#### Data records
<<<<

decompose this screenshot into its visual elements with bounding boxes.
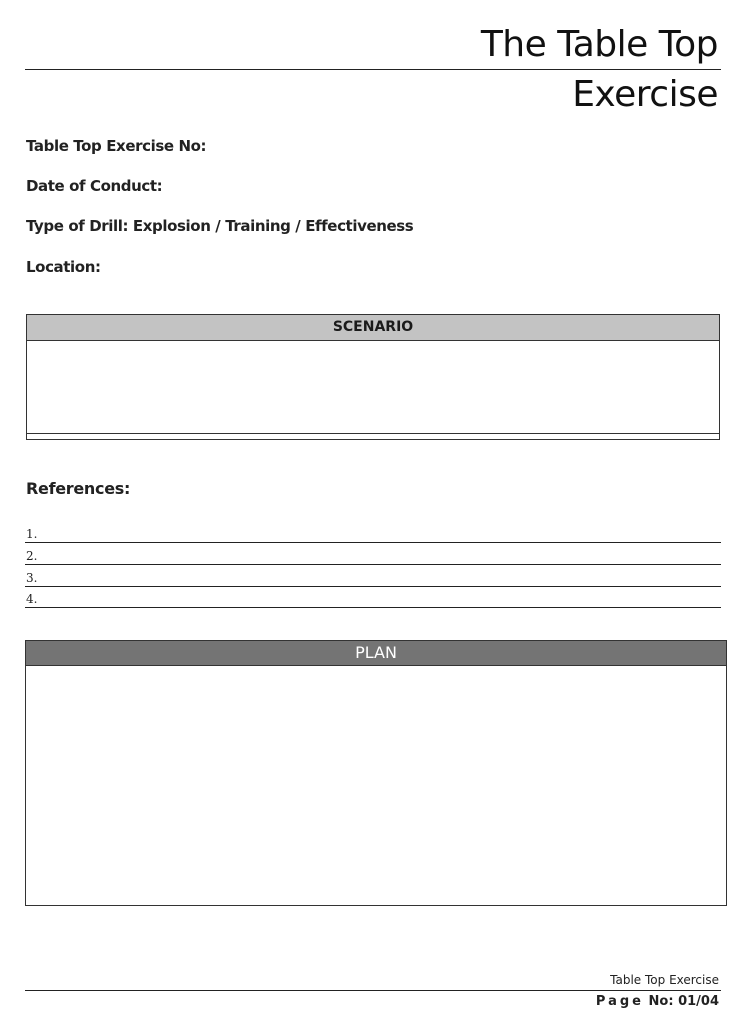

>>>>
<<<<

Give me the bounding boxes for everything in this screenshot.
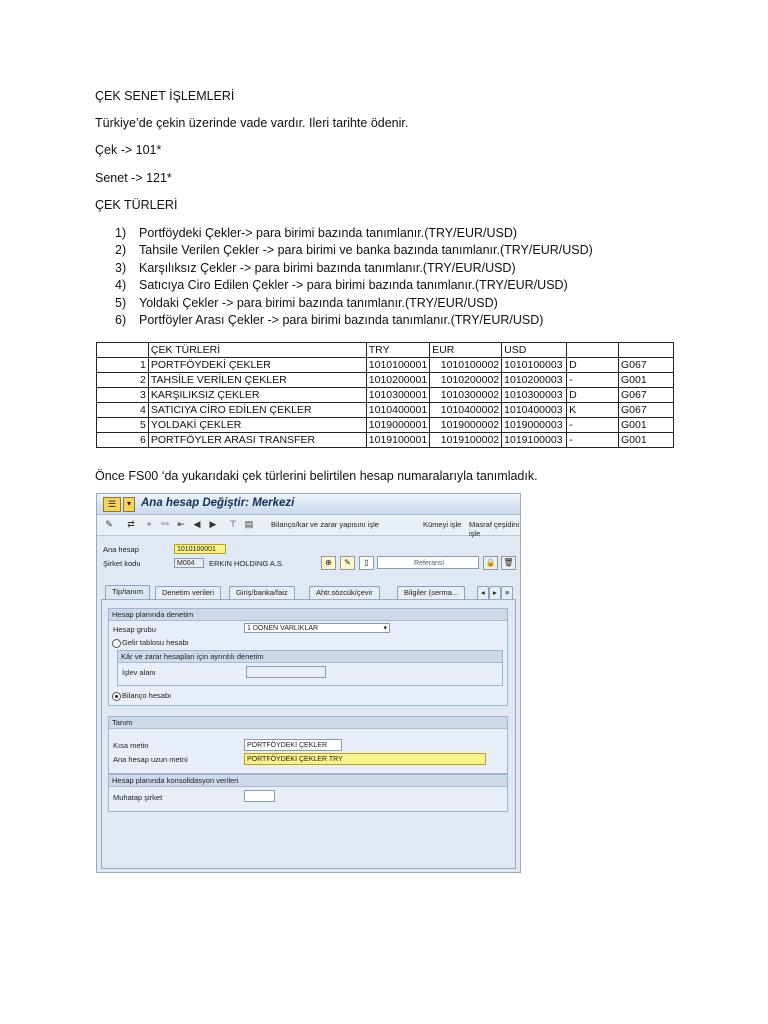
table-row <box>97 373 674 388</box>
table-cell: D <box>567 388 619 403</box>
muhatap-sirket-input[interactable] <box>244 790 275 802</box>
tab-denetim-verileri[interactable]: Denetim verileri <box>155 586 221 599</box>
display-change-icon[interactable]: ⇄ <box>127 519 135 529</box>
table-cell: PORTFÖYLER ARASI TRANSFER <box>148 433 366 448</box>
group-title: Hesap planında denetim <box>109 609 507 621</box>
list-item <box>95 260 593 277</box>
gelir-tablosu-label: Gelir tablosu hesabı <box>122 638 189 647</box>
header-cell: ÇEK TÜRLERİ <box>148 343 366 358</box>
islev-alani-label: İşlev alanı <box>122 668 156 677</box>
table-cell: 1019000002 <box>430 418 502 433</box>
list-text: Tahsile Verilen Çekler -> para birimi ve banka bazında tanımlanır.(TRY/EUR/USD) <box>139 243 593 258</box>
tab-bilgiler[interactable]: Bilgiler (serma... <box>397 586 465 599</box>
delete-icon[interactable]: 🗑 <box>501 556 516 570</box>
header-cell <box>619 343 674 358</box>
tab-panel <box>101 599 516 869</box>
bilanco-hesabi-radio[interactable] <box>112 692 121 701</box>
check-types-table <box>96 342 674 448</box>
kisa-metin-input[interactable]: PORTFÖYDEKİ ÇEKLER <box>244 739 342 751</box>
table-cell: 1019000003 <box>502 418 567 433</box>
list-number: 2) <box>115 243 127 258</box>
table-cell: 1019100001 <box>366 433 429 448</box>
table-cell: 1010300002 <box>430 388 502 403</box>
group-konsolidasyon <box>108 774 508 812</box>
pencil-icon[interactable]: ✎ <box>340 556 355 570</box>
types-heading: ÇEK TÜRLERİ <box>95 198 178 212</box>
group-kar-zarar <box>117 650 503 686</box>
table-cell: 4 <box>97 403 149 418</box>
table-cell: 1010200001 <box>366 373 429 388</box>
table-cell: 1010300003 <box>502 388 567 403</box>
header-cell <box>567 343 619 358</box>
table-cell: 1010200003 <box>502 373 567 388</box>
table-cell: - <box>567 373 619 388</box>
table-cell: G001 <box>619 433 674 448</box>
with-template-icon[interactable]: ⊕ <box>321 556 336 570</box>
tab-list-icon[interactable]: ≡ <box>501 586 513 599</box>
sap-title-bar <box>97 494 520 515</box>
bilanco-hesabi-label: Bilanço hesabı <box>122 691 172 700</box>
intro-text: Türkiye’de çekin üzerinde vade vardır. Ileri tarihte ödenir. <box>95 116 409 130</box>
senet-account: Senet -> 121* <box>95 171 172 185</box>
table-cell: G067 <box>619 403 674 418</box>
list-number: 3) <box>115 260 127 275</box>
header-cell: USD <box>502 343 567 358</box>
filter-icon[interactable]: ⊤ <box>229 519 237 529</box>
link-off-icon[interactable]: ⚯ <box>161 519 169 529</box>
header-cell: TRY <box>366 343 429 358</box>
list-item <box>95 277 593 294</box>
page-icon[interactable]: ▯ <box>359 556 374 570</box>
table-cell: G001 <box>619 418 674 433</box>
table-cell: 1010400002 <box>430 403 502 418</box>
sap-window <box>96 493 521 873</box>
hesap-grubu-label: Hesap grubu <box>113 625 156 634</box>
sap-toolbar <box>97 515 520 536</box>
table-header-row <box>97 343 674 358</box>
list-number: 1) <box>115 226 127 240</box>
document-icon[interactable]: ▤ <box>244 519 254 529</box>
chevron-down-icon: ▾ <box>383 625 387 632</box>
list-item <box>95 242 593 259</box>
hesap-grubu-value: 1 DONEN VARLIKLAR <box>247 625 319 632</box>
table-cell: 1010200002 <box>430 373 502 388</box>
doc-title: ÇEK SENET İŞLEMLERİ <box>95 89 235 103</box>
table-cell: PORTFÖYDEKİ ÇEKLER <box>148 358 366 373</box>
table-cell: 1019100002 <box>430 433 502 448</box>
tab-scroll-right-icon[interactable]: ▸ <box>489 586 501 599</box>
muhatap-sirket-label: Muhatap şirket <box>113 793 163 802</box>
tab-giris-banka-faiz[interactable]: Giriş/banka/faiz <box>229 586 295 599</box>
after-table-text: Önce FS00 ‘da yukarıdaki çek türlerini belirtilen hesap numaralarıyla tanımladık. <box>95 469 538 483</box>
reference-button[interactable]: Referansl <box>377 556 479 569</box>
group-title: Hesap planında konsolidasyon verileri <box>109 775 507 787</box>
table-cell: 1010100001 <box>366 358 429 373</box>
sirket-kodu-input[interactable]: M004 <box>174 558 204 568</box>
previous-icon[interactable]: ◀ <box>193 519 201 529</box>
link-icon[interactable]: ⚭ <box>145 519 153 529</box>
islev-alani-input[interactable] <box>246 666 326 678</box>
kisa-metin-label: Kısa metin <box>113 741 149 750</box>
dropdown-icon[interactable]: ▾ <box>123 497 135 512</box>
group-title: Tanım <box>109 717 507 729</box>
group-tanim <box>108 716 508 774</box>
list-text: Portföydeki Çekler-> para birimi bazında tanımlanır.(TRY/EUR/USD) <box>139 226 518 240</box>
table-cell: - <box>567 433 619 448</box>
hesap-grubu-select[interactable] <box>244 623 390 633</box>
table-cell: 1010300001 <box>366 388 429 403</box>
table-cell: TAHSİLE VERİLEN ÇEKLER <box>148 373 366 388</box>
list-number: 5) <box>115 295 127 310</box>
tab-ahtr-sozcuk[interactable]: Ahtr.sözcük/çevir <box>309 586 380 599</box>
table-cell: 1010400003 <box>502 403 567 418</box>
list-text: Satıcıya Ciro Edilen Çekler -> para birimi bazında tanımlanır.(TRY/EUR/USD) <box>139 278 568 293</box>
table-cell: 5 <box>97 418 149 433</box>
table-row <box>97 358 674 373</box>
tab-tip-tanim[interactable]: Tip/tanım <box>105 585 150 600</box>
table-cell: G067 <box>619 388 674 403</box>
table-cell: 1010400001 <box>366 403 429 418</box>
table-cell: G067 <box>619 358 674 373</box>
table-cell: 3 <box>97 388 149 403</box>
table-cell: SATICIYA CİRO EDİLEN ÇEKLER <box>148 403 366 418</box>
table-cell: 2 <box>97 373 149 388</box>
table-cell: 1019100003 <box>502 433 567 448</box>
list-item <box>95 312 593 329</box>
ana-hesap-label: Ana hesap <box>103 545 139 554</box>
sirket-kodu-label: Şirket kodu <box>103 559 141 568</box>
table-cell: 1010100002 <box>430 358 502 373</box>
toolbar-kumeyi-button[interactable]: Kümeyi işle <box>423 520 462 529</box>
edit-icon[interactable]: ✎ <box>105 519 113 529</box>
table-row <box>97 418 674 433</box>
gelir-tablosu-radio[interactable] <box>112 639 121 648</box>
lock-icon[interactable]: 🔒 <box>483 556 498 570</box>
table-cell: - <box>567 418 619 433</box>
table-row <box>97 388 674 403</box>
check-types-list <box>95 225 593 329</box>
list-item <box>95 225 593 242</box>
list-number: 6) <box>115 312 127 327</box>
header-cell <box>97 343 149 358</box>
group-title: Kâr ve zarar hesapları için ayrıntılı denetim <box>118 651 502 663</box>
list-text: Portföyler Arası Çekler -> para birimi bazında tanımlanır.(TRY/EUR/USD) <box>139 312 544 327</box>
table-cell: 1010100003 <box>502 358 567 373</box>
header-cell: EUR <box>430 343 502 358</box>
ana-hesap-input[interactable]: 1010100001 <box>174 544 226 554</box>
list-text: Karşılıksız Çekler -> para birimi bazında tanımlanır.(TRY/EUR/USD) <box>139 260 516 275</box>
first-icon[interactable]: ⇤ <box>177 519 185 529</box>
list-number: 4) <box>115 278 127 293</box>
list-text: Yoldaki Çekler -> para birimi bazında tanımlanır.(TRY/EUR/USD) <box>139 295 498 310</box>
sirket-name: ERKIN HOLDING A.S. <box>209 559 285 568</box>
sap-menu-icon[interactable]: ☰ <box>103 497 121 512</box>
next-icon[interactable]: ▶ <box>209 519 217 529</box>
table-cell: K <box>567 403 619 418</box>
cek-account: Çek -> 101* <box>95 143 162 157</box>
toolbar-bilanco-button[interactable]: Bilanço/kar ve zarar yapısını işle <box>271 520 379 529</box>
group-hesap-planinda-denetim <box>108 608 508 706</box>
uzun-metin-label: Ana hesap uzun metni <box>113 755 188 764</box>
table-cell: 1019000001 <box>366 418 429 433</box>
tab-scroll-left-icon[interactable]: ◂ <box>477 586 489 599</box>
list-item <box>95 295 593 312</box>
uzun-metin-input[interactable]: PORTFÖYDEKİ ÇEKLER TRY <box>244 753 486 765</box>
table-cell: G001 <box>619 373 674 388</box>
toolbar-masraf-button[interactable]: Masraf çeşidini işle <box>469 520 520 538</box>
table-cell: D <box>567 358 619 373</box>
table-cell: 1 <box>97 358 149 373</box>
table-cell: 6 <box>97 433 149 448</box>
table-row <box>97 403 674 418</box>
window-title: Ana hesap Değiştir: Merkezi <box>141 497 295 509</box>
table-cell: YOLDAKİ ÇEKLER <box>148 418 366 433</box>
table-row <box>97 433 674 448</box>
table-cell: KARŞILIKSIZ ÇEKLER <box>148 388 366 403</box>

>>>>
<<<<

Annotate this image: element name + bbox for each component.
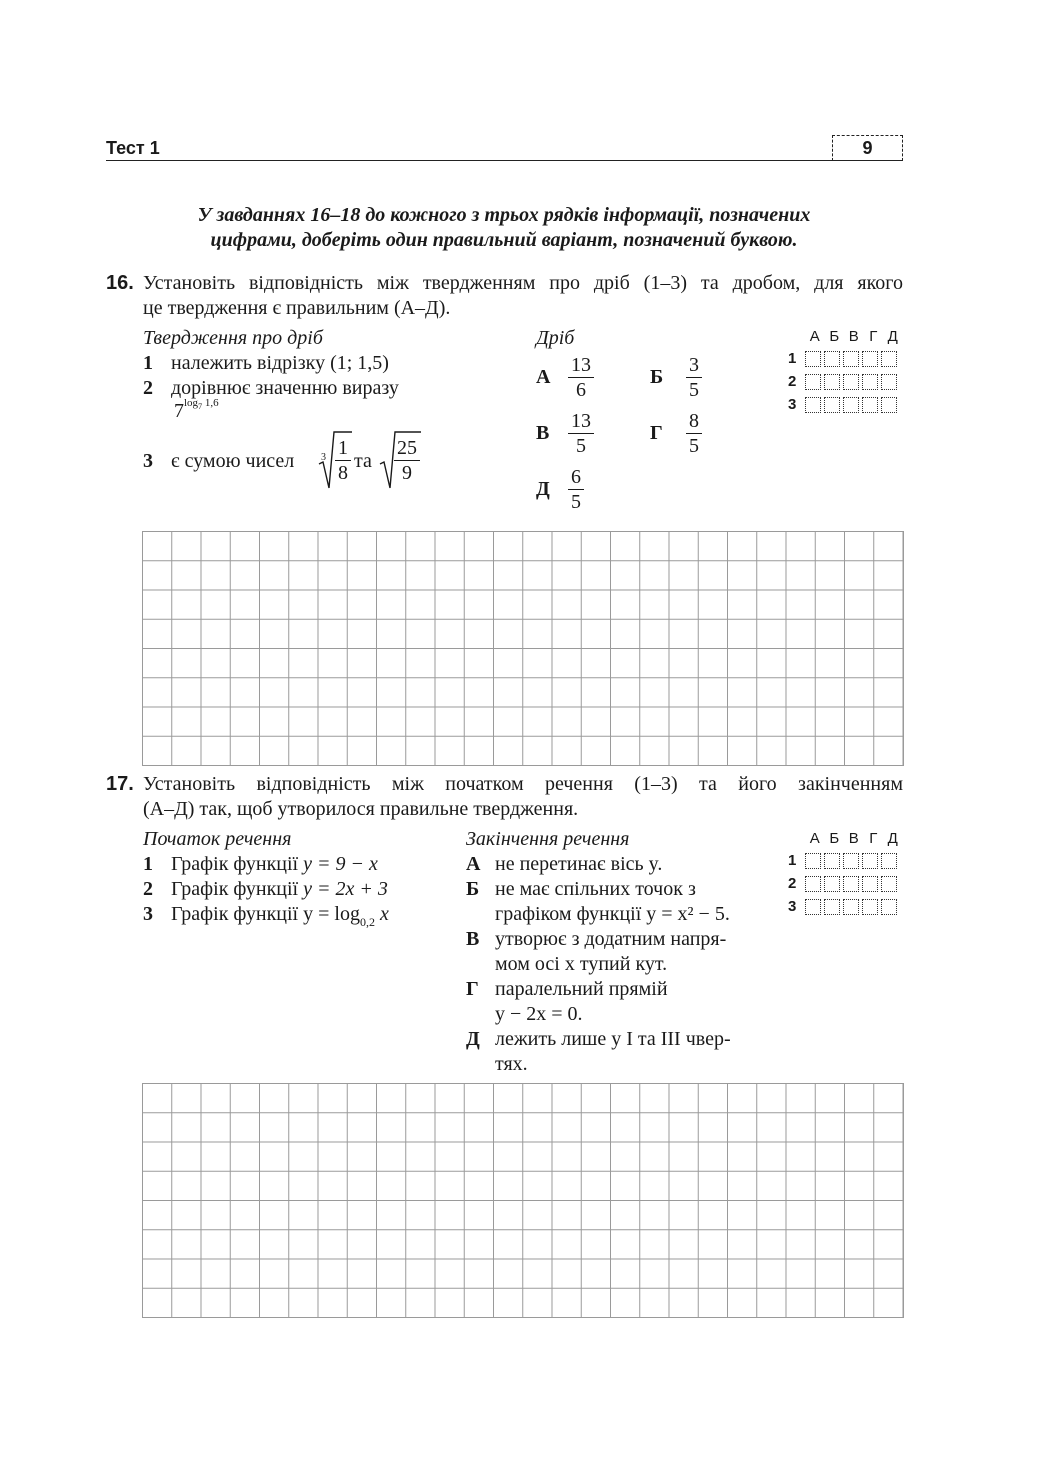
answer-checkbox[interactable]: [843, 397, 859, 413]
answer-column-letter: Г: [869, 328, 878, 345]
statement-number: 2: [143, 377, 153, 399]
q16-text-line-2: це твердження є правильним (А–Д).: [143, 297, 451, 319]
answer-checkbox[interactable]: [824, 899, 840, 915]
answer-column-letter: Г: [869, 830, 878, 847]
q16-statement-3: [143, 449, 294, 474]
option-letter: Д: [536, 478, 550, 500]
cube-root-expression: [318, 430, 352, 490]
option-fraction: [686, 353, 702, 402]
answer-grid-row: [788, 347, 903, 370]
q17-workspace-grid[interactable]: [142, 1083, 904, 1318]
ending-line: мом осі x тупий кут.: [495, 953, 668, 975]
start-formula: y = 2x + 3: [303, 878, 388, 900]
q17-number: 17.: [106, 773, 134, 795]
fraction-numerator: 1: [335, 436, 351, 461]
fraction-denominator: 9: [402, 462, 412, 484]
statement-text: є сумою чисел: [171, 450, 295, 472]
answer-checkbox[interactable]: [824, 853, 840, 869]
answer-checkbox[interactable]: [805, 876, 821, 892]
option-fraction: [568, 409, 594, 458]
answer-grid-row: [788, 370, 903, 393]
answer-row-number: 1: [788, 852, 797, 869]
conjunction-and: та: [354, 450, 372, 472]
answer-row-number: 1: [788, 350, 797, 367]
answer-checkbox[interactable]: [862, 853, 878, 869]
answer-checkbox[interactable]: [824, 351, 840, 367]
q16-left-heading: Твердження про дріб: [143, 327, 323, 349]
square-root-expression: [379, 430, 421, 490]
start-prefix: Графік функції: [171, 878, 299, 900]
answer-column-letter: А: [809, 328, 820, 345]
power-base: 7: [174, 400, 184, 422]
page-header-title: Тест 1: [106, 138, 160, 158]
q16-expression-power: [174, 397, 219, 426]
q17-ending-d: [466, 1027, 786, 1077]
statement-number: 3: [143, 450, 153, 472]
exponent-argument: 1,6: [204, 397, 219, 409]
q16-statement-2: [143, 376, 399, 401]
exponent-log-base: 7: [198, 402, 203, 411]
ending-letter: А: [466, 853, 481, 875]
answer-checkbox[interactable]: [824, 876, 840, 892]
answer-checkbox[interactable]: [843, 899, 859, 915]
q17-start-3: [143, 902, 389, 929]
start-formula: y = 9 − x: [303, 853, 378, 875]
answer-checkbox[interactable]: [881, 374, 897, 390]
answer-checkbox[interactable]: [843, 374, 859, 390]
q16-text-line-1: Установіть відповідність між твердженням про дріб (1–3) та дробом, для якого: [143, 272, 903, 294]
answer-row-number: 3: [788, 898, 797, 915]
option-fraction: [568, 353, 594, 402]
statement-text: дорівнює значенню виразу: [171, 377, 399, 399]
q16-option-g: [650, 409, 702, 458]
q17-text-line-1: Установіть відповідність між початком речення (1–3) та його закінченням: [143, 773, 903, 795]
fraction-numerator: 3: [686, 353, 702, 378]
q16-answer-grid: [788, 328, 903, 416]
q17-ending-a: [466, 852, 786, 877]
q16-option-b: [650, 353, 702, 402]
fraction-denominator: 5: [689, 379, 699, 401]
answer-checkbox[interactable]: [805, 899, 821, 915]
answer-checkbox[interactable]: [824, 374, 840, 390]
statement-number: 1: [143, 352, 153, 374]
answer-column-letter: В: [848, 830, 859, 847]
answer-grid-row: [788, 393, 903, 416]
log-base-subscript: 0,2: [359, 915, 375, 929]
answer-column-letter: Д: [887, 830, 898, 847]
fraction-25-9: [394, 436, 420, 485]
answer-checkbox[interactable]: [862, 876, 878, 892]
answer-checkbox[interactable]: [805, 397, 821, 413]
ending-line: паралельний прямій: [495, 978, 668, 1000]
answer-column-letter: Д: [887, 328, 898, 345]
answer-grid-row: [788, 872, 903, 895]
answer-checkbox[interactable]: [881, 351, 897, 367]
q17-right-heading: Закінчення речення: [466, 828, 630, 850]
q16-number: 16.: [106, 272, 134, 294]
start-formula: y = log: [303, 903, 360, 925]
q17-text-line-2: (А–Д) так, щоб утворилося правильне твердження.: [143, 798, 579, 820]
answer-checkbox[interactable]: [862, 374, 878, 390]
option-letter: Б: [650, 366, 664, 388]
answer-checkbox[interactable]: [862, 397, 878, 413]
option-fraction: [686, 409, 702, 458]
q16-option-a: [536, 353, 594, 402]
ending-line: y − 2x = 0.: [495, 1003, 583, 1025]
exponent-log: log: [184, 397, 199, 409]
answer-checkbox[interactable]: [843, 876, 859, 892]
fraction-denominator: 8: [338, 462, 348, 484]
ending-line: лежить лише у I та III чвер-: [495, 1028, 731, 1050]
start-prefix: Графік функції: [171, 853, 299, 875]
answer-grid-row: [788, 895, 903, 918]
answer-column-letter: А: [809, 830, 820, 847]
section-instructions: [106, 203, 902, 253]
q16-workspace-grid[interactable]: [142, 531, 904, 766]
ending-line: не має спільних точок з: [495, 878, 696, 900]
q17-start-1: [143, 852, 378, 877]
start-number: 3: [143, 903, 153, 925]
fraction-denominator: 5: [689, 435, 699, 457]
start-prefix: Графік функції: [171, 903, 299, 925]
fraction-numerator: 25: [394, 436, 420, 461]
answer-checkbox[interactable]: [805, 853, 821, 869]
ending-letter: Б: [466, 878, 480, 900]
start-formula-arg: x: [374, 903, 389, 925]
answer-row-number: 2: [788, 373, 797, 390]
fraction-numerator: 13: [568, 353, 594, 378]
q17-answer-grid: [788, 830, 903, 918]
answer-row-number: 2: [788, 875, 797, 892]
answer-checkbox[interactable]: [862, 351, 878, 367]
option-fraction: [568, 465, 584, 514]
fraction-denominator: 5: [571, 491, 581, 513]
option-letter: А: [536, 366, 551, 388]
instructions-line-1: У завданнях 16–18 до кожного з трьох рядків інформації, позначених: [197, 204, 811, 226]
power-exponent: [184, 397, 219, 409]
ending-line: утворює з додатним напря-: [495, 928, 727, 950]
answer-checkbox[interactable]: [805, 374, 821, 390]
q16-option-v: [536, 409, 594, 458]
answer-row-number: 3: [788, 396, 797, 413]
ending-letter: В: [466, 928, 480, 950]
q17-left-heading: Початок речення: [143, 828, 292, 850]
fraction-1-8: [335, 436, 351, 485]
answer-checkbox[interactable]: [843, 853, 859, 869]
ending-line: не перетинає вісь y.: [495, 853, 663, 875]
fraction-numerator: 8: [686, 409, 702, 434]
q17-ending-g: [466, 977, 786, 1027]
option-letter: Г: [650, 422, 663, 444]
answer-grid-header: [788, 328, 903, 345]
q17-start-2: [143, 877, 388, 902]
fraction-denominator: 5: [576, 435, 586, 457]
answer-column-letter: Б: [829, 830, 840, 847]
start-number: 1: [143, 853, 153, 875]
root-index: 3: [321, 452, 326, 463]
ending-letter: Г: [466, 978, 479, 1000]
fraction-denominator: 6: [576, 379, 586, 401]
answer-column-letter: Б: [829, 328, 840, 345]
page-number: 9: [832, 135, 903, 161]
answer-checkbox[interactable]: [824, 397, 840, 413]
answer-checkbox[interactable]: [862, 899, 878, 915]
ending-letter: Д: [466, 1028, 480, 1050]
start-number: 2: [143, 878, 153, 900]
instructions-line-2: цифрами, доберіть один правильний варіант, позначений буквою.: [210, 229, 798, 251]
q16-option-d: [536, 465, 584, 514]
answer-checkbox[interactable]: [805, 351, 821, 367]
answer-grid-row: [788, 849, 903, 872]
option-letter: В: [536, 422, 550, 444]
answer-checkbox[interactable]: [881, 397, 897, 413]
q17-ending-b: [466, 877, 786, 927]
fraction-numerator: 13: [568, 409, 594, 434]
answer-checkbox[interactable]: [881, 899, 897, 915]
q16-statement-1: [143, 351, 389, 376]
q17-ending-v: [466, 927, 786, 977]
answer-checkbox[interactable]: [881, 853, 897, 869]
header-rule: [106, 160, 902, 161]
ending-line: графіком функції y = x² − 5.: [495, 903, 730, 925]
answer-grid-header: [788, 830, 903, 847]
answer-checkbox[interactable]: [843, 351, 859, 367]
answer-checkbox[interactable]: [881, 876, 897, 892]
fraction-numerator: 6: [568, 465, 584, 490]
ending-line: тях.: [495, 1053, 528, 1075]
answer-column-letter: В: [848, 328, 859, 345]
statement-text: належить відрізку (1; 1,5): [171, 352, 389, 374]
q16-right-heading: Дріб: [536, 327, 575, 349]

>>>>

#### Requirement
Copy the rows from the line that contains "Annotate this image: element" to the line that contains "ending-line: мом осі", switching every "answer-checkbox" to "response-checkbox" and leaving all else unchanged. Leave out the pictures.

#### Written answer
Annotate this image: element name + bbox for each component.
response-checkbox[interactable]: [843, 397, 859, 413]
answer-column-letter: Г: [869, 328, 878, 345]
statement-number: 2: [143, 377, 153, 399]
q16-text-line-2: це твердження є правильним (А–Д).: [143, 297, 451, 319]
response-checkbox[interactable]: [824, 899, 840, 915]
answer-column-letter: Г: [869, 830, 878, 847]
q16-statement-3: [143, 449, 294, 474]
option-letter: Д: [536, 478, 550, 500]
cube-root-expression: [318, 430, 352, 490]
option-fraction: [686, 353, 702, 402]
answer-grid-row: [788, 347, 903, 370]
q17-workspace-grid[interactable]: [142, 1083, 904, 1318]
ending-line: мом осі x тупий кут.: [495, 953, 668, 975]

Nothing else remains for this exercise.